▶ _Task to complete_: Copy all lines below exactly as written. Leave pictures out.

▶ _Dataset entries_:
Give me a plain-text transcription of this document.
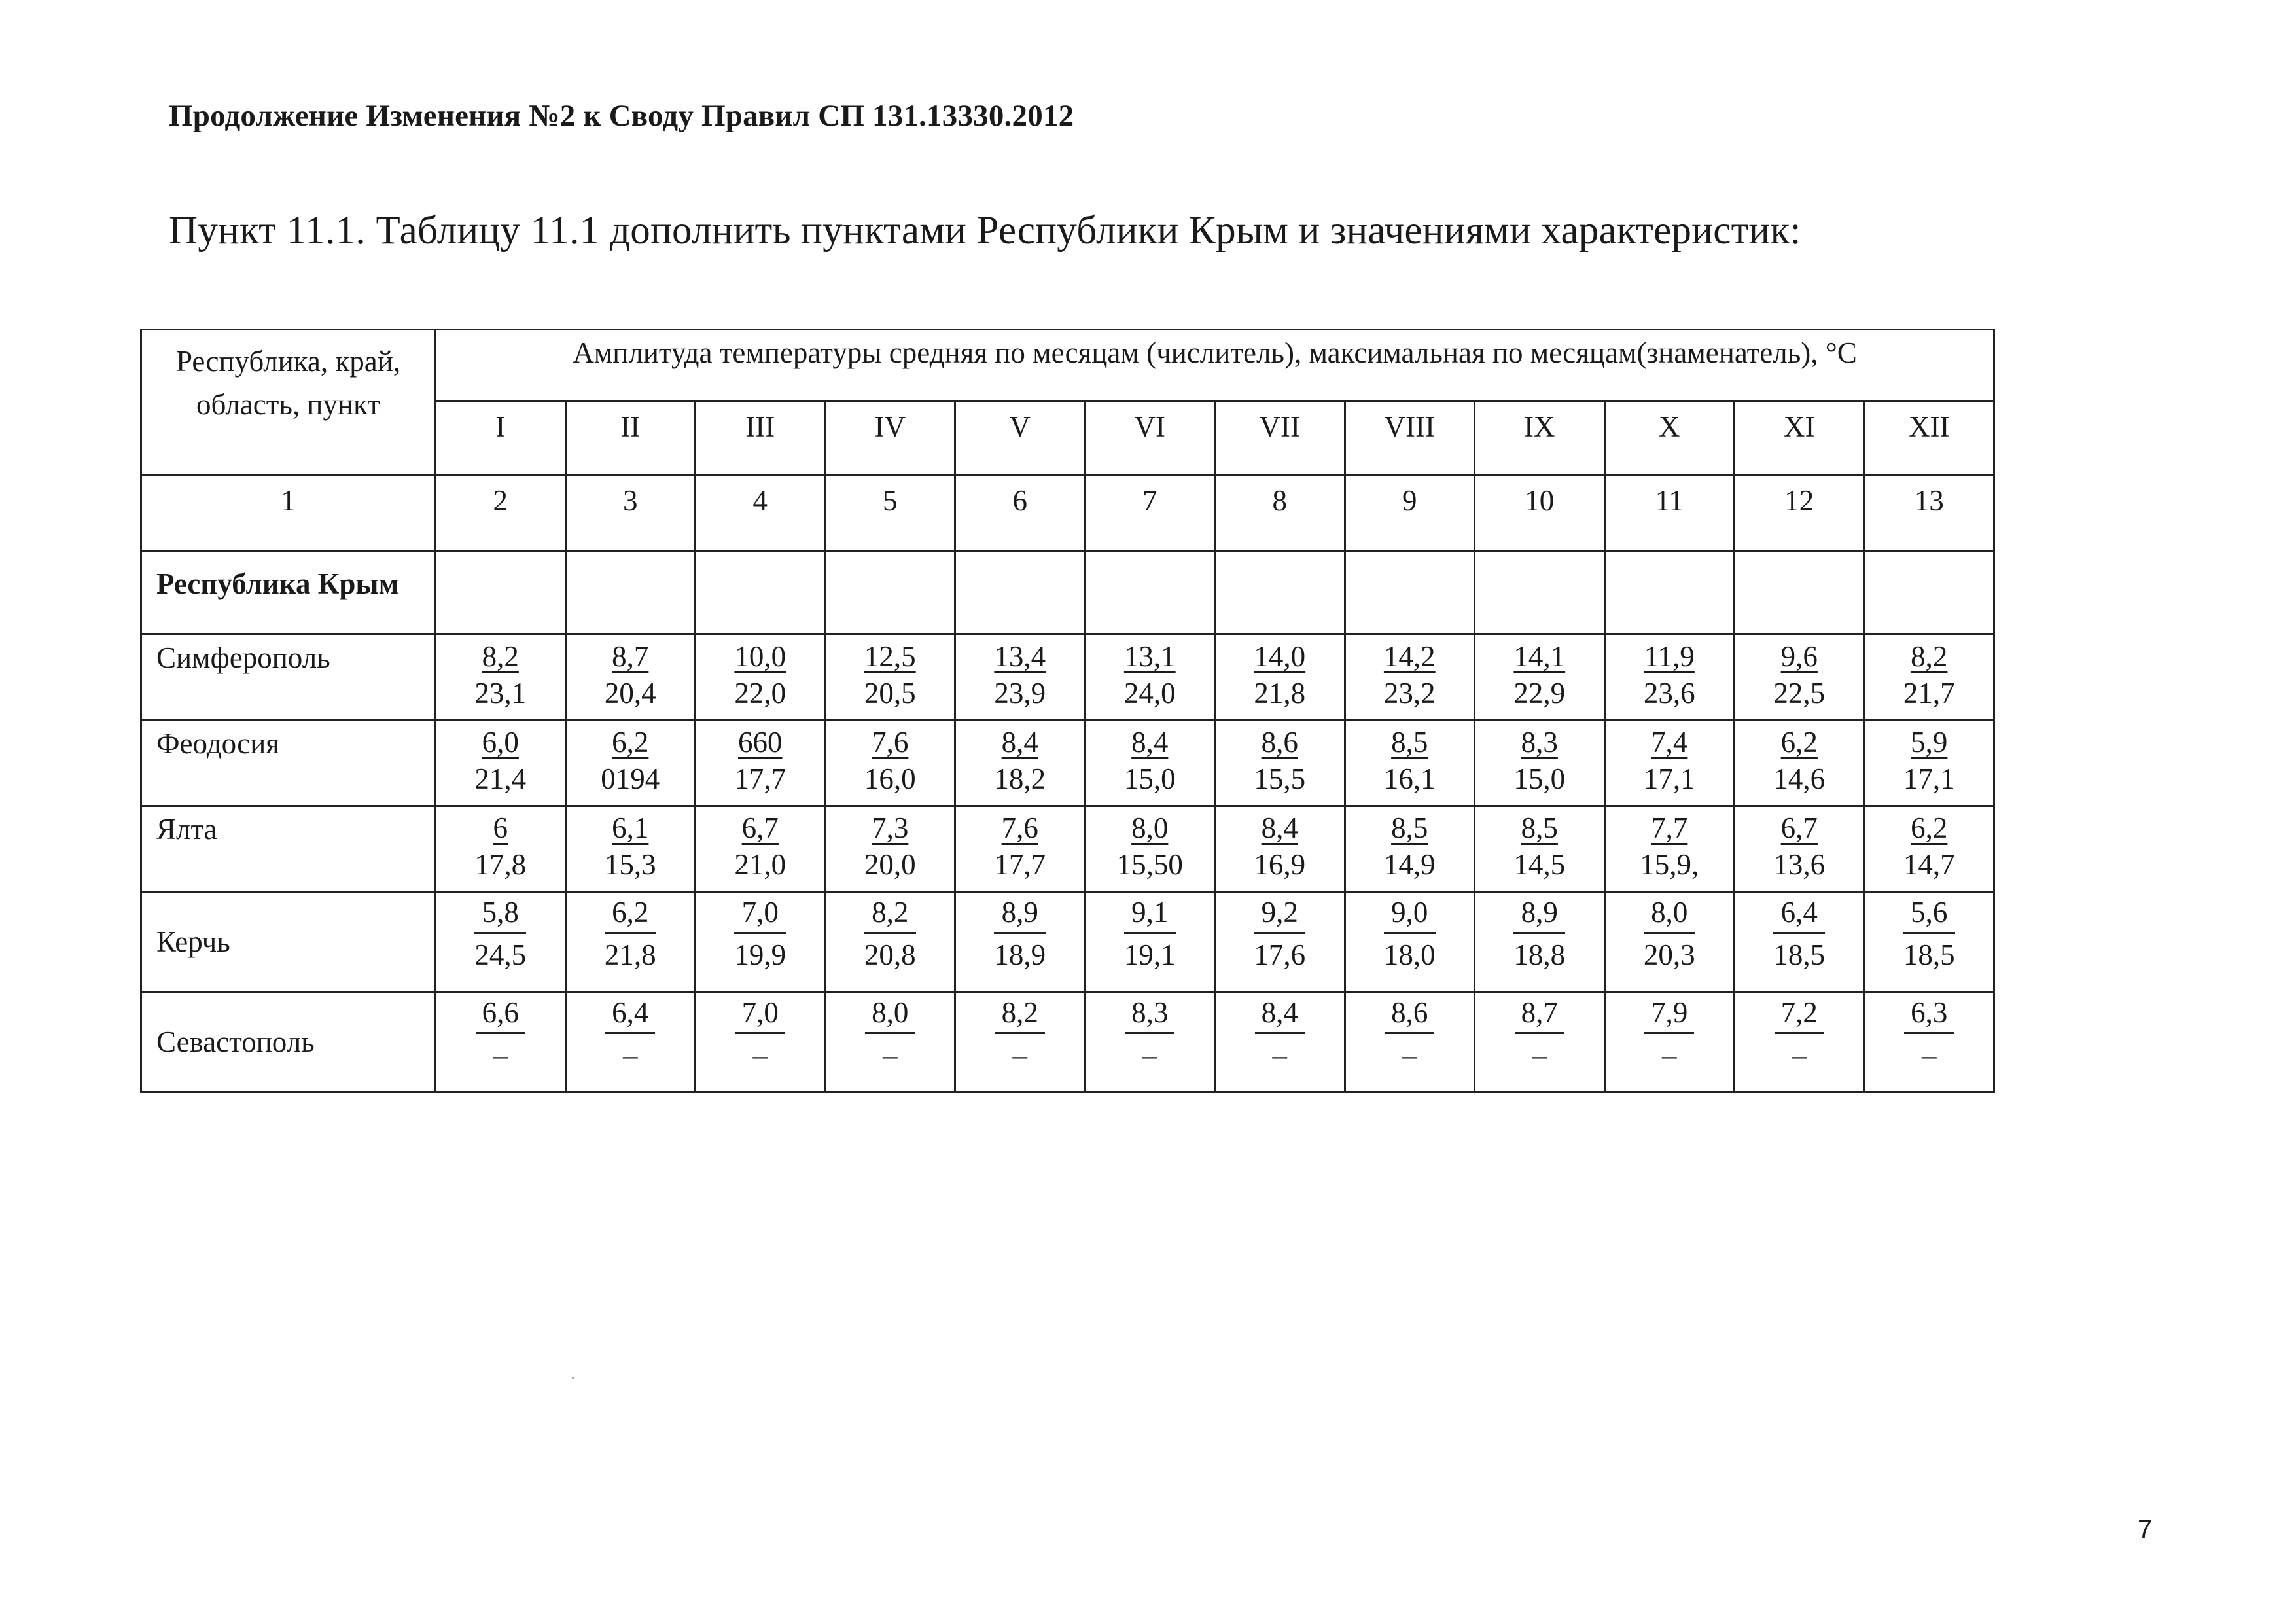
Продолжение Изменения №2 к Своду Правил СП 131.13330.2012
Пункт 11.1. Таблицу 11.1 дополнить пунктами Республики Крым и значениями характеристик:
Республика, край, область, пункт	Амплитуда температуры средняя по месяцам (числитель), максимальная по месяцам(знаменатель), °С											
	I	II	III	IV	V	VI	VII	VIII	IX	X	XI	XII
1	2	3	4	5	6	7	8	9	10	11	12	13
Республика Крым												
Симферополь	$\frac{8,2}{23,1}$	$\frac{8,7}{20,4}$	$\frac{10,0}{22,0}$	$\frac{12,5}{20,5}$	$\frac{13,4}{23,9}$	$\frac{13,1}{24,0}$	$\frac{14,0}{21,8}$	$\frac{14,2}{23,2}$	$\frac{14,1}{22,9}$	$\frac{11,9}{23,6}$	$\frac{9,6}{22,5}$	$\frac{8,2}{21,7}$

Феодосия	$\frac{6,0}{21,4}$	$\frac{6,2}{0194}$	$\frac{660}{17,7}$	$\frac{7,6}{16,0}$	$\frac{8,4}{18,2}$	$\frac{8,4}{15,0}$	$\frac{8,6}{15,5}$	$\frac{8,5}{16,1}$	$\frac{8,3}{15,0}$	$\frac{7,4}{17,1}$	$\frac{6,2}{14,6}$	$\frac{5,9}{17,1}$

Ялта	$\frac{6}{17,8}$	$\frac{6,1}{15,3}$	$\frac{6,7}{21,0}$	$\frac{7,3}{20,0}$	$\frac{7,6}{17,7}$	$\frac{8,0}{15,50}$	$\frac{8,4}{16,9}$	$\frac{8,5}{14,9}$	$\frac{8,5}{14,5}$	$\frac{7,7}{15,9,}$	$\frac{6,7}{13,6}$	$\frac{6,2}{14,7}$

Керчь	$\frac{5,8}{24,5}$	$\frac{6,2}{21,8}$	$\frac{7,0}{19,9}$	$\frac{8,2}{20,8}$	$\frac{8,9}{18,9}$	$\frac{9,1}{19,1}$	$\frac{9,2}{17,6}$	$\frac{9,0}{18,0}$	$\frac{8,9}{18,8}$	$\frac{8,0}{20,3}$	$\frac{6,4}{18,5}$	$\frac{5,6}{18,5}$

Севастополь	$\frac{6,6}{-}$	$\frac{6,4}{-}$	$\frac{7,0}{-}$	$\frac{8,0}{-}$	$\frac{8,2}{-}$	$\frac{8,3}{-}$	$\frac{8,4}{-}$	$\frac{8,6}{-}$	$\frac{8,7}{-}$	$\frac{7,9}{-}$	$\frac{7,2}{-}$	$\frac{6,3}{-}$
7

▶ _Output of the task_:
Give me a plain-text transcription of this document.
Продолжение Изменения №2 к Своду Правил СП 131.13330.2012
Пункт 11.1. Таблицу 11.1 дополнить пунктами Республики Крым и значениями характеристик:
Республика, край, область, пункт	Амплитуда температуры средняя по месяцам (числитель), максимальная по месяцам(знаменатель), °С											
	I	II	III	IV	V	VI	VII	VIII	IX	X	XI	XII
1	2	3	4	5	6	7	8	9	10	11	12	13
Республика Крым												
Симферополь	$\frac{8,2}{23,1}$	$\frac{8,7}{20,4}$	$\frac{10,0}{22,0}$	$\frac{12,5}{20,5}$	$\frac{13,4}{23,9}$	$\frac{13,1}{24,0}$	$\frac{14,0}{21,8}$	$\frac{14,2}{23,2}$	$\frac{14,1}{22,9}$	$\frac{11,9}{23,6}$	$\frac{9,6}{22,5}$	$\frac{8,2}{21,7}$

Феодосия	$\frac{6,0}{21,4}$	$\frac{6,2}{0194}$	$\frac{660}{17,7}$	$\frac{7,6}{16,0}$	$\frac{8,4}{18,2}$	$\frac{8,4}{15,0}$	$\frac{8,6}{15,5}$	$\frac{8,5}{16,1}$	$\frac{8,3}{15,0}$	$\frac{7,4}{17,1}$	$\frac{6,2}{14,6}$	$\frac{5,9}{17,1}$

Ялта	$\frac{6}{17,8}$	$\frac{6,1}{15,3}$	$\frac{6,7}{21,0}$	$\frac{7,3}{20,0}$	$\frac{7,6}{17,7}$	$\frac{8,0}{15,50}$	$\frac{8,4}{16,9}$	$\frac{8,5}{14,9}$	$\frac{8,5}{14,5}$	$\frac{7,7}{15,9,}$	$\frac{6,7}{13,6}$	$\frac{6,2}{14,7}$

Керчь	$\frac{5,8}{24,5}$	$\frac{6,2}{21,8}$	$\frac{7,0}{19,9}$	$\frac{8,2}{20,8}$	$\frac{8,9}{18,9}$	$\frac{9,1}{19,1}$	$\frac{9,2}{17,6}$	$\frac{9,0}{18,0}$	$\frac{8,9}{18,8}$	$\frac{8,0}{20,3}$	$\frac{6,4}{18,5}$	$\frac{5,6}{18,5}$

Севастополь	$\frac{6,6}{-}$	$\frac{6,4}{-}$	$\frac{7,0}{-}$	$\frac{8,0}{-}$	$\frac{8,2}{-}$	$\frac{8,3}{-}$	$\frac{8,4}{-}$	$\frac{8,6}{-}$	$\frac{8,7}{-}$	$\frac{7,9}{-}$	$\frac{7,2}{-}$	$\frac{6,3}{-}$
7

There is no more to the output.